# Records supplied start
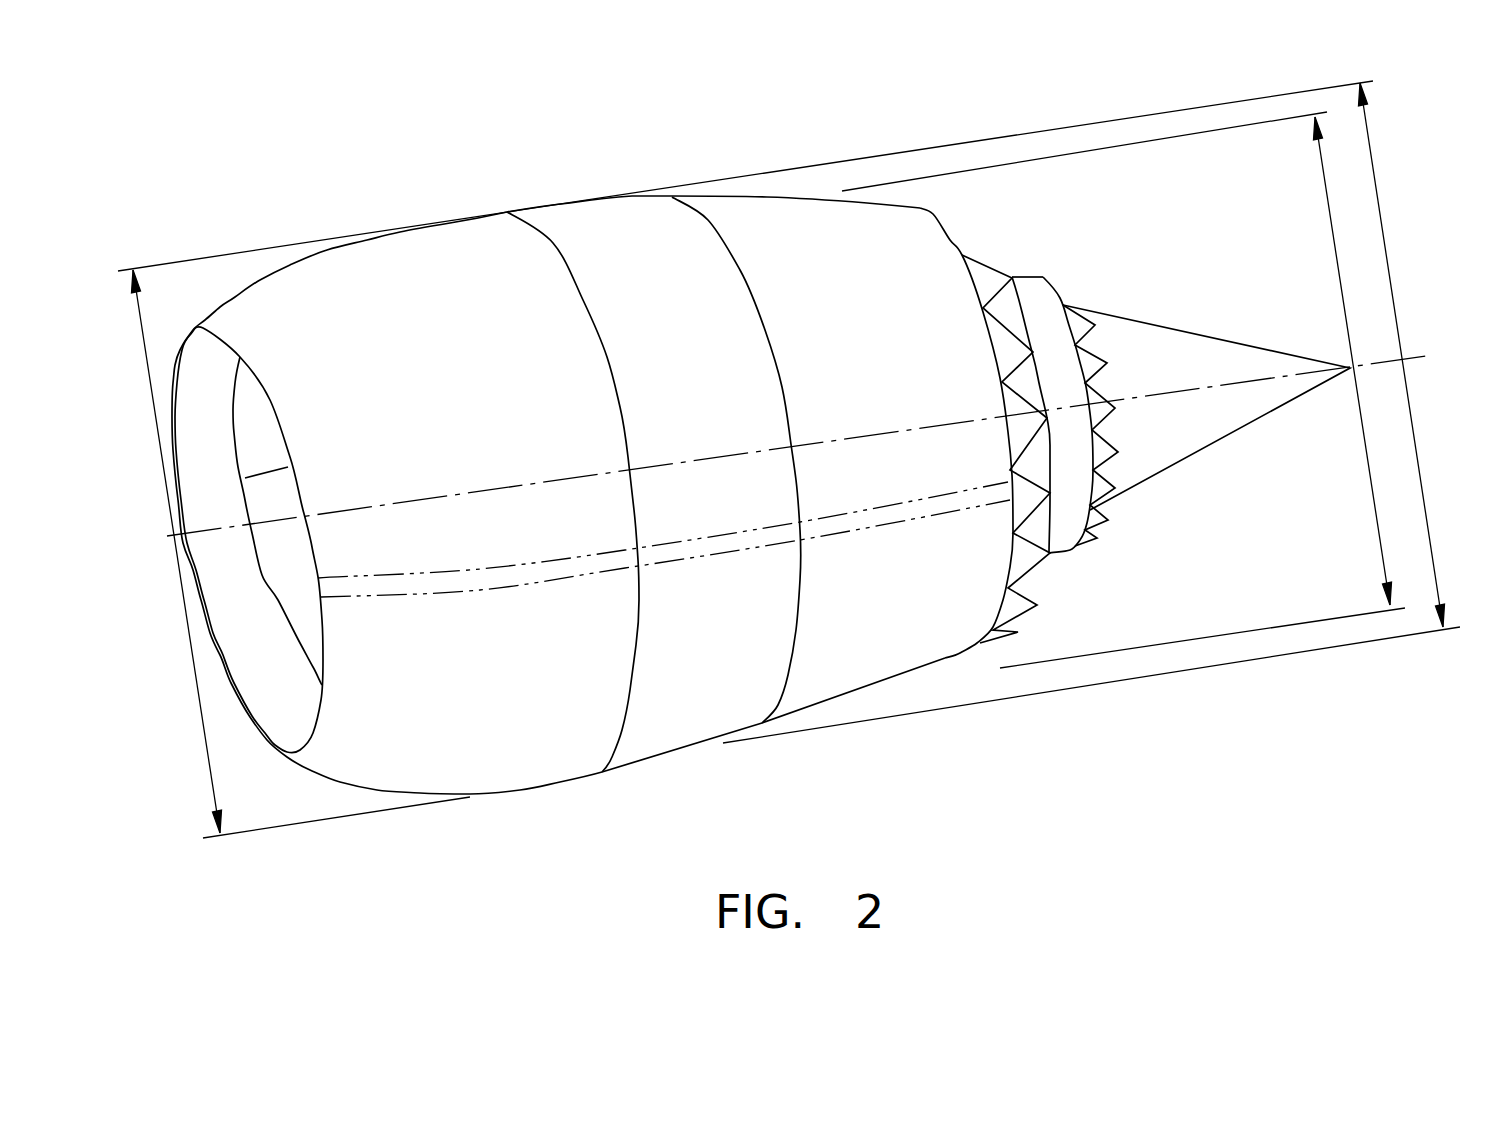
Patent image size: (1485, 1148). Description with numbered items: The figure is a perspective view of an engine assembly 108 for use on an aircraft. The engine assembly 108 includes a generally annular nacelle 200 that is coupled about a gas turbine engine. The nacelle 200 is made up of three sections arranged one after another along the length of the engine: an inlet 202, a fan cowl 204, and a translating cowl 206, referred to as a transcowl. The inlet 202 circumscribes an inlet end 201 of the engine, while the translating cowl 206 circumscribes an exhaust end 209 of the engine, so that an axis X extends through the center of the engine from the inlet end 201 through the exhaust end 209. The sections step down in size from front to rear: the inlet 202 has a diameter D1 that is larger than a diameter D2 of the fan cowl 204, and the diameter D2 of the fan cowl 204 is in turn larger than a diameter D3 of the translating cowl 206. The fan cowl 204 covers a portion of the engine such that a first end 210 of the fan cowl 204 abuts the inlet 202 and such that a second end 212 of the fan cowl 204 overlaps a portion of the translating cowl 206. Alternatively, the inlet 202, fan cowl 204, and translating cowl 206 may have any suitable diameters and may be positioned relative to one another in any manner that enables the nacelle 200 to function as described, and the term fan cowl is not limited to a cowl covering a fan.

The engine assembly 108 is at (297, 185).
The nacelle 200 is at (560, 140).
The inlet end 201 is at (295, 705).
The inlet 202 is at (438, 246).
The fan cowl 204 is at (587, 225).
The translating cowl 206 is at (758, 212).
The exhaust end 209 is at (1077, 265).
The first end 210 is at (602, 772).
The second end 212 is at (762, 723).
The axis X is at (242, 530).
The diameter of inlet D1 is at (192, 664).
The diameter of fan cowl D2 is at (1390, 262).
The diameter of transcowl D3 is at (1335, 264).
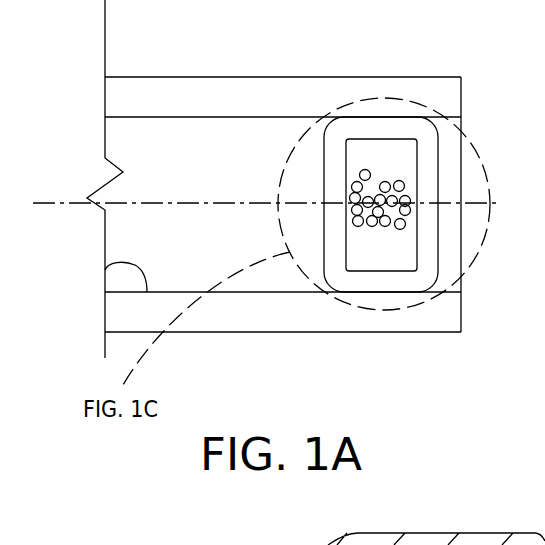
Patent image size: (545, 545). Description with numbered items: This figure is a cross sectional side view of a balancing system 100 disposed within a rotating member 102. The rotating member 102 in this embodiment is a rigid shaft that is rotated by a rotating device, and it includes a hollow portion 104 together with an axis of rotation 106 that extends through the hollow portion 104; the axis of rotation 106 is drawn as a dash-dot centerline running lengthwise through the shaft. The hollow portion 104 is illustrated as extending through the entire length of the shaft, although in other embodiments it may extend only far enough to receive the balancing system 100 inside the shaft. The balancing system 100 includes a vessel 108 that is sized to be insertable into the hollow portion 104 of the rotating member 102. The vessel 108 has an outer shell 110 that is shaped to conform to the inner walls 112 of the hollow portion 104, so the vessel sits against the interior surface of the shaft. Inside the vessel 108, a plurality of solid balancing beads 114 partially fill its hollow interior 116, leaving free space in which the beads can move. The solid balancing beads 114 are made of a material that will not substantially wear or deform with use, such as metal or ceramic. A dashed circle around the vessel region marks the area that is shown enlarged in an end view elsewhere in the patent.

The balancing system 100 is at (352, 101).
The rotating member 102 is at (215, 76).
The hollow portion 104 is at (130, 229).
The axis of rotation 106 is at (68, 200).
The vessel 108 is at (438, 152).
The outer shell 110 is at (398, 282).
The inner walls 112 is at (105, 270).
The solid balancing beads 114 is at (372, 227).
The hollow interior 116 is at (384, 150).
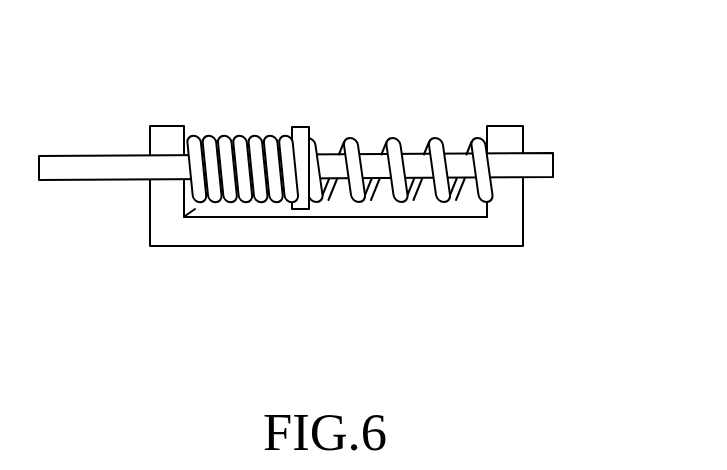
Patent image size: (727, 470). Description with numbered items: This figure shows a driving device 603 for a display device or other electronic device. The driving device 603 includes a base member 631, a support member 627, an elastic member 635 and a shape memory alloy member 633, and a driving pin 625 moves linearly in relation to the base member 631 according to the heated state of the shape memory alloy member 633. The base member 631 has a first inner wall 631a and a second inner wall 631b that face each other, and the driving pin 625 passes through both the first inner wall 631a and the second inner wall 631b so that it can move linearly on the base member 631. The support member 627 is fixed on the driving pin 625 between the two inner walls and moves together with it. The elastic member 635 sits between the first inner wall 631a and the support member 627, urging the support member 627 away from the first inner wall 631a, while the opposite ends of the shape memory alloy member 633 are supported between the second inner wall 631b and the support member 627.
# Records supplied end
Task instructions
Copy every line of the records above word for word, omitting the pictures.

Answer for this exercise
Patent image size: (1485, 1148). Description with numbered items: The figure is a perspective view of an engine assembly 108 for use on an aircraft. The engine assembly 108 includes a generally annular nacelle 200 that is coupled about a gas turbine engine. The nacelle 200 is made up of three sections arranged one after another along the length of the engine: an inlet 202, a fan cowl 204, and a translating cowl 206, referred to as a transcowl. The inlet 202 circumscribes an inlet end 201 of the engine, while the translating cowl 206 circumscribes an exhaust end 209 of the engine, so that an axis X extends through the center of the engine from the inlet end 201 through the exhaust end 209. The sections step down in size from front to rear: the inlet 202 has a diameter D1 that is larger than a diameter D2 of the fan cowl 204, and the diameter D2 of the fan cowl 204 is in turn larger than a diameter D3 of the translating cowl 206. The fan cowl 204 covers a portion of the engine such that a first end 210 of the fan cowl 204 abuts the inlet 202 and such that a second end 212 of the fan cowl 204 overlaps a portion of the translating cowl 206. Alternatively, the inlet 202, fan cowl 204, and translating cowl 206 may have any suitable diameters and may be positioned relative to one another in any manner that enables the nacelle 200 to function as described, and the term fan cowl is not limited to a cowl covering a fan.

The engine assembly 108 is at (297, 185).
The nacelle 200 is at (560, 140).
The inlet end 201 is at (295, 705).
The inlet 202 is at (438, 246).
The fan cowl 204 is at (587, 225).
The translating cowl 206 is at (758, 212).
The exhaust end 209 is at (1077, 265).
The first end 210 is at (602, 772).
The second end 212 is at (762, 723).
The axis X is at (242, 530).
The diameter of inlet D1 is at (192, 664).
The diameter of fan cowl D2 is at (1390, 262).
The diameter of transcowl D3 is at (1335, 264).
Patent image size: (545, 545). Description with numbered items: This figure is a cross sectional side view of a balancing system 100 disposed within a rotating member 102. The rotating member 102 in this embodiment is a rigid shaft that is rotated by a rotating device, and it includes a hollow portion 104 together with an axis of rotation 106 that extends through the hollow portion 104; the axis of rotation 106 is drawn as a dash-dot centerline running lengthwise through the shaft. The hollow portion 104 is illustrated as extending through the entire length of the shaft, although in other embodiments it may extend only far enough to receive the balancing system 100 inside the shaft. The balancing system 100 includes a vessel 108 that is sized to be insertable into the hollow portion 104 of the rotating member 102. The vessel 108 has an outer shell 110 that is shaped to conform to the inner walls 112 of the hollow portion 104, so the vessel sits against the interior surface of the shaft. Inside the vessel 108, a plurality of solid balancing beads 114 partially fill its hollow interior 116, leaving free space in which the beads can move. The solid balancing beads 114 are made of a material that will not substantially wear or deform with use, such as metal or ceramic. A dashed circle around the vessel region marks the area that is shown enlarged in an end view elsewhere in the patent.

The balancing system 100 is at (352, 101).
The rotating member 102 is at (215, 76).
The hollow portion 104 is at (130, 229).
The axis of rotation 106 is at (68, 200).
The vessel 108 is at (438, 152).
The outer shell 110 is at (398, 282).
The inner walls 112 is at (105, 270).
The solid balancing beads 114 is at (372, 227).
The hollow interior 116 is at (384, 150).
Patent image size: (727, 470). Description with numbered items: This figure shows a driving device 603 for a display device or other electronic device. The driving device 603 includes a base member 631, a support member 627, an elastic member 635 and a shape memory alloy member 633, and a driving pin 625 moves linearly in relation to the base member 631 according to the heated state of the shape memory alloy member 633. The base member 631 has a first inner wall 631a and a second inner wall 631b that face each other, and the driving pin 625 passes through both the first inner wall 631a and the second inner wall 631b so that it can move linearly on the base member 631. The support member 627 is fixed on the driving pin 625 between the two inner walls and moves together with it. The elastic member 635 sits between the first inner wall 631a and the support member 627, urging the support member 627 away from the first inner wall 631a, while the opposite ends of the shape memory alloy member 633 are supported between the second inner wall 631b and the support member 627.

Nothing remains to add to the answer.